* STATED PROBLEM *
Find all lines in the listing that include the word "JSON", then copy them.

(Data entries for graphics)

--- BEGIN ---

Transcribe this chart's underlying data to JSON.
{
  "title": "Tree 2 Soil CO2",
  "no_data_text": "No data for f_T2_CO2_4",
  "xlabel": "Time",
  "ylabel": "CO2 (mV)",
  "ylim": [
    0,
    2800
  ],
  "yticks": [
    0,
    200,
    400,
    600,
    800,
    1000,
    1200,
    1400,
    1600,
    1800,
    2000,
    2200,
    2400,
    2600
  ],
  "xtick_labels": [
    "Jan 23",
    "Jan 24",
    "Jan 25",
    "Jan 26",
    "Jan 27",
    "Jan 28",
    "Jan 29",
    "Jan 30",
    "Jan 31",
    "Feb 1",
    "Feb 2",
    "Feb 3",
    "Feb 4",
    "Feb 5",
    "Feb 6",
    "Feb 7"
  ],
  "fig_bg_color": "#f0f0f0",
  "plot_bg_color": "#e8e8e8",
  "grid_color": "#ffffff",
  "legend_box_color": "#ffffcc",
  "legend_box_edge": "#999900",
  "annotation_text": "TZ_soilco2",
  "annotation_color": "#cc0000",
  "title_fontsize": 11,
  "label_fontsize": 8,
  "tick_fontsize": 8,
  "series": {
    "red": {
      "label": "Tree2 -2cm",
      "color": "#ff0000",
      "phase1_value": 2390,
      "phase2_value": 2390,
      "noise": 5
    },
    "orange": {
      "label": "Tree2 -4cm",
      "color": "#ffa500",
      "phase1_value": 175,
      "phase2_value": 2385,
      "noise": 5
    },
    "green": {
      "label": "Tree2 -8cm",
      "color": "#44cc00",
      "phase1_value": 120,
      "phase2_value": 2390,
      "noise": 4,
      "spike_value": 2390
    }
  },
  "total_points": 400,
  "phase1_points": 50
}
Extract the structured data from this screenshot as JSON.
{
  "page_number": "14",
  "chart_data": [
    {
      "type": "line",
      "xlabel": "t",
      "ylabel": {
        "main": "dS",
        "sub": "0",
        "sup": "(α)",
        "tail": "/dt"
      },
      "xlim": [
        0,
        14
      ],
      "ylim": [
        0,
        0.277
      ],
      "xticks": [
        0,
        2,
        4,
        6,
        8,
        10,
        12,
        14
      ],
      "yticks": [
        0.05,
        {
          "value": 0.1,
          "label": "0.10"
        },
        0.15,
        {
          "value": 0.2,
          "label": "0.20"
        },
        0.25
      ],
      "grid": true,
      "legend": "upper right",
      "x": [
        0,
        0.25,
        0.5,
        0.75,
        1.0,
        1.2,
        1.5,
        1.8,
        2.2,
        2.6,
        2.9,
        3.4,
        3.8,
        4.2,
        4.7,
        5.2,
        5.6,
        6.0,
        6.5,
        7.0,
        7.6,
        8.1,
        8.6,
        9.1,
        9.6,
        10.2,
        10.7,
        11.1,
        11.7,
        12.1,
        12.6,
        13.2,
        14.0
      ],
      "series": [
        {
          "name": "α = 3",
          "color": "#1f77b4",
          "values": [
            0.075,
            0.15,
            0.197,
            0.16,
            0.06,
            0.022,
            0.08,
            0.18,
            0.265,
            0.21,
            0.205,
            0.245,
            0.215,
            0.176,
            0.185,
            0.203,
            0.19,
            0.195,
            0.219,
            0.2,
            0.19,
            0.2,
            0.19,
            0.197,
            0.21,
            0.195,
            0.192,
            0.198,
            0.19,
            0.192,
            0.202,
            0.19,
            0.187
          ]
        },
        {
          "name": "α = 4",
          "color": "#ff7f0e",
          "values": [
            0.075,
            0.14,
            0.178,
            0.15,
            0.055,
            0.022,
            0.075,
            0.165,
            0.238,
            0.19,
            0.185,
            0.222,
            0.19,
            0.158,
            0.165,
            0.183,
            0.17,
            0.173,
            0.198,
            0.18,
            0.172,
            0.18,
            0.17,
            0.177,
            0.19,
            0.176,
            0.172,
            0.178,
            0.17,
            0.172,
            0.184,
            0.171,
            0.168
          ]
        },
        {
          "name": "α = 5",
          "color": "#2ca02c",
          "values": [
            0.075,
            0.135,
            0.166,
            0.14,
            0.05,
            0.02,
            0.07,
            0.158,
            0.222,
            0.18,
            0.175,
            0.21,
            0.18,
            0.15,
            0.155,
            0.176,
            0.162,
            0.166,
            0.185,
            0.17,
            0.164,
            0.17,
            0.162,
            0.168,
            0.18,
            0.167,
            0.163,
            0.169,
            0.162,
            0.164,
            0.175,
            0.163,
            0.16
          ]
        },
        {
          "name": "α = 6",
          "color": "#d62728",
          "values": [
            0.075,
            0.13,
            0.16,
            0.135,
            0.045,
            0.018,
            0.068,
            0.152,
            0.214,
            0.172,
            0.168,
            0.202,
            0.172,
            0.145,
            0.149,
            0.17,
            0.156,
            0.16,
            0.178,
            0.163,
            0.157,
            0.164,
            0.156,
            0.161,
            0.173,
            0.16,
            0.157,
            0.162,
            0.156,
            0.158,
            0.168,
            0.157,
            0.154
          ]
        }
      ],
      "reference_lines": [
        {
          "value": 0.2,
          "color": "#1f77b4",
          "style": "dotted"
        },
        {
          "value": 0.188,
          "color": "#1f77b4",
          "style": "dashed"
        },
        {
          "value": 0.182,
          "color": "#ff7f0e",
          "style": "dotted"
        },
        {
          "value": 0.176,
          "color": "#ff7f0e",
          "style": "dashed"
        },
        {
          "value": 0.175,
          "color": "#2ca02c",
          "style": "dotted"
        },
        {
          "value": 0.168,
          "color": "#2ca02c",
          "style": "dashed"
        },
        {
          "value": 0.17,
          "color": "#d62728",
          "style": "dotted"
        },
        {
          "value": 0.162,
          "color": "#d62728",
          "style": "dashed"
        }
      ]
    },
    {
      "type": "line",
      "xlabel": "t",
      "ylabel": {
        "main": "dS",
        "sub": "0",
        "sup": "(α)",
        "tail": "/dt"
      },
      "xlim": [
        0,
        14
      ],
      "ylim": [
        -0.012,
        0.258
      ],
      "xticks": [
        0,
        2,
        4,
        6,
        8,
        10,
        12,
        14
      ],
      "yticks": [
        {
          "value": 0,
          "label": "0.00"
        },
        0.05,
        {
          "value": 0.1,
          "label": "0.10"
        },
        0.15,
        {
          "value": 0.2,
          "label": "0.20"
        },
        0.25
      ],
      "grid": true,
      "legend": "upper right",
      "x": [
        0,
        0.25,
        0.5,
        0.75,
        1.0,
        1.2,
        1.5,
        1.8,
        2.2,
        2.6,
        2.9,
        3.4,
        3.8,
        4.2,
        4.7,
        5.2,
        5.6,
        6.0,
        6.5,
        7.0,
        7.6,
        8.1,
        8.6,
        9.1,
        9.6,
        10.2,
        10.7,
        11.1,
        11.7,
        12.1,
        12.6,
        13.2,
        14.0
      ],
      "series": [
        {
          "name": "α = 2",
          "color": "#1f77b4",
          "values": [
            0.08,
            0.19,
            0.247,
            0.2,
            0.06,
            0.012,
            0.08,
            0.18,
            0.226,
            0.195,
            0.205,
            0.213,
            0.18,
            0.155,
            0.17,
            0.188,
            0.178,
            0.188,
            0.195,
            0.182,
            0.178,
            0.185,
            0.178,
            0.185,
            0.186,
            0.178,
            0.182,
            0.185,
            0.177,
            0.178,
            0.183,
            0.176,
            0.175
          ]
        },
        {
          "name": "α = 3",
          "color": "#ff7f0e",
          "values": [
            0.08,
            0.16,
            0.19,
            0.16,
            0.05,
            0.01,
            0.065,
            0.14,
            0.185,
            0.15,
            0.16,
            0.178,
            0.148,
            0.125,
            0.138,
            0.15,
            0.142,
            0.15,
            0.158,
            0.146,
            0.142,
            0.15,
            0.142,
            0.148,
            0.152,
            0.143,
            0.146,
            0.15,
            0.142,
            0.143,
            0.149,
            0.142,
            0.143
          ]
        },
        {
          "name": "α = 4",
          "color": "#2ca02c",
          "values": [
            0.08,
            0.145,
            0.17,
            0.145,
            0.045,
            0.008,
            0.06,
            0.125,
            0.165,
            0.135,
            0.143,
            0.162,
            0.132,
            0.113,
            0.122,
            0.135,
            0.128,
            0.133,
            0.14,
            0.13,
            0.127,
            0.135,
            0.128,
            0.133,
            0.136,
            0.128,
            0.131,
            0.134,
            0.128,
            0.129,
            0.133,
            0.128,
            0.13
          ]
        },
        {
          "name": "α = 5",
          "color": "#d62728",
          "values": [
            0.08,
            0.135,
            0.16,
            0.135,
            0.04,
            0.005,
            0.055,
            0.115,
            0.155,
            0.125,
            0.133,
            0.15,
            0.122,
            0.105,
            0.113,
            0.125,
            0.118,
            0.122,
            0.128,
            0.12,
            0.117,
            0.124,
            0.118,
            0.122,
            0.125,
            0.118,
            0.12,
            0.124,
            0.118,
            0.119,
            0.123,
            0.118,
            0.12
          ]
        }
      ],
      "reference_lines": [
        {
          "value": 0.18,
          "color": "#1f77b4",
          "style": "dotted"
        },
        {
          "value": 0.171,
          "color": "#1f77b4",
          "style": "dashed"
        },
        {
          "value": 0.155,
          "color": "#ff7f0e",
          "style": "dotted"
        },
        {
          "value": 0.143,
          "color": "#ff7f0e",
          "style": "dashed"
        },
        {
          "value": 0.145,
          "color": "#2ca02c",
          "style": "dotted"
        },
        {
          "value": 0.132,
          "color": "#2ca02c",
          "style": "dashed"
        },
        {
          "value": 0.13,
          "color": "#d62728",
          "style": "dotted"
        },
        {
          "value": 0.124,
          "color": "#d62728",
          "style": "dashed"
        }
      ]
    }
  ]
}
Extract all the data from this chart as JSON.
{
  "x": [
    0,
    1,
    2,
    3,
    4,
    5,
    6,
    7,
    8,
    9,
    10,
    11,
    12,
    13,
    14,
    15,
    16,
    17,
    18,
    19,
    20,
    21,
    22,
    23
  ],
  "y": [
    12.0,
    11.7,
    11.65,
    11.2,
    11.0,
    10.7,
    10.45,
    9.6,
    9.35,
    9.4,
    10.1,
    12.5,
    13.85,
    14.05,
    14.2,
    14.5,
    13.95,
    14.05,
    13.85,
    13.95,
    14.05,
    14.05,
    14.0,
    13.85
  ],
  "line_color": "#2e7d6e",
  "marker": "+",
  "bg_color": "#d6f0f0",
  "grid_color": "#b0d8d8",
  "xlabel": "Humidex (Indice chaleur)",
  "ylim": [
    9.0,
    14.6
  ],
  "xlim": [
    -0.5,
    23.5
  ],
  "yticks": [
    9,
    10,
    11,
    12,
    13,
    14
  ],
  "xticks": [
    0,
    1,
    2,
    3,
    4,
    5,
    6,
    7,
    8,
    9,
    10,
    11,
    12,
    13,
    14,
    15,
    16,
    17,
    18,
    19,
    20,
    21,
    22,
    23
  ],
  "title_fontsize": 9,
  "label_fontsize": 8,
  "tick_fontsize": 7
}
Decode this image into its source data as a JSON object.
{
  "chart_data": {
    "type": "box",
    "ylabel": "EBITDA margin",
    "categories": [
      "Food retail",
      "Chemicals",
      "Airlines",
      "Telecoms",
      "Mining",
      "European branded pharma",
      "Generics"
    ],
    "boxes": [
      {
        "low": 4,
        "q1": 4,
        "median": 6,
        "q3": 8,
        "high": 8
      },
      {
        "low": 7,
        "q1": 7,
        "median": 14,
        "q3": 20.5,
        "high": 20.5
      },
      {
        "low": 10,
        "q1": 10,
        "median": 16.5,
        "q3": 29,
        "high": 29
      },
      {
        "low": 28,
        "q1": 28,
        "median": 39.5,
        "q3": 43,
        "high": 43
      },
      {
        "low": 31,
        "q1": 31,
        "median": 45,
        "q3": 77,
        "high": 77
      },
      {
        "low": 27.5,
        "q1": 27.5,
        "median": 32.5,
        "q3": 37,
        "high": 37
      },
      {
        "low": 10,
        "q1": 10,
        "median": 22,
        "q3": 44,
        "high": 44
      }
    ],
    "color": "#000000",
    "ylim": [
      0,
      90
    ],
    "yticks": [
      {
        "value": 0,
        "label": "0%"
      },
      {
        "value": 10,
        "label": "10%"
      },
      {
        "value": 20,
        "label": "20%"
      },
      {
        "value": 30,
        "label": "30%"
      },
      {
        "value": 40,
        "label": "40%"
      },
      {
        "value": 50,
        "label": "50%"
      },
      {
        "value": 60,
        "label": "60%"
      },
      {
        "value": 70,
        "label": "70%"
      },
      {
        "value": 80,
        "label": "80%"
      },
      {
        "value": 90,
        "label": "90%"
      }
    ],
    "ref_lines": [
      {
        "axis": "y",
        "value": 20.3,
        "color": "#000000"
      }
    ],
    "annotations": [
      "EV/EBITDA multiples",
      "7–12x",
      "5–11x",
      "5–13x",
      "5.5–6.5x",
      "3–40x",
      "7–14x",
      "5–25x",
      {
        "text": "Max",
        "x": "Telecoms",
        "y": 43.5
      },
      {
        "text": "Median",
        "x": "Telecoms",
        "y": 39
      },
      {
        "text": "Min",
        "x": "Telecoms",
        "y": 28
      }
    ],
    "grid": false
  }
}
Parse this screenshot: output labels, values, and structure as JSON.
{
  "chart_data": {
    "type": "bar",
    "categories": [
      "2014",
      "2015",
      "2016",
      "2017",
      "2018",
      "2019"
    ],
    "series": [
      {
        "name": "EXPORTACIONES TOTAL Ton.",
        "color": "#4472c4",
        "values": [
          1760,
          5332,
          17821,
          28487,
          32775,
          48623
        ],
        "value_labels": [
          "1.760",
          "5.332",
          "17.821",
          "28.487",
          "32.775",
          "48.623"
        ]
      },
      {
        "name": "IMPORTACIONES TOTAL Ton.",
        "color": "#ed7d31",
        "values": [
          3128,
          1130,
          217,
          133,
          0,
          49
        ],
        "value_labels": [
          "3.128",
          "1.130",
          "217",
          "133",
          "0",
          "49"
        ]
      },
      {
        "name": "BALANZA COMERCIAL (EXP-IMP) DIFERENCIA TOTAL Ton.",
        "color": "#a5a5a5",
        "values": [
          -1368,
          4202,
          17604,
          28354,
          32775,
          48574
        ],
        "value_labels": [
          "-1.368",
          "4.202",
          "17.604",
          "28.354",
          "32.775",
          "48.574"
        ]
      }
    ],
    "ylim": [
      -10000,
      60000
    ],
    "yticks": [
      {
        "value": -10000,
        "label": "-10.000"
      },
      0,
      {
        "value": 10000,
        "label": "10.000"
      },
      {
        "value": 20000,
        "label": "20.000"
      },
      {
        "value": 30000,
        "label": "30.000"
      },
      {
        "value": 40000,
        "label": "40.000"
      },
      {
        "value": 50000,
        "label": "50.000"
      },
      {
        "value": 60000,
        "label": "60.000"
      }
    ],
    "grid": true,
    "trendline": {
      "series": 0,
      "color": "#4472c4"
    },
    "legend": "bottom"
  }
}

--- END ---

* THE COMPLETED TASK *
Transcribe this chart's underlying data to JSON.
Extract the structured data from this screenshot as JSON.
Extract all the data from this chart as JSON.
Decode this image into its source data as a JSON object.
Parse this screenshot: output labels, values, and structure as JSON.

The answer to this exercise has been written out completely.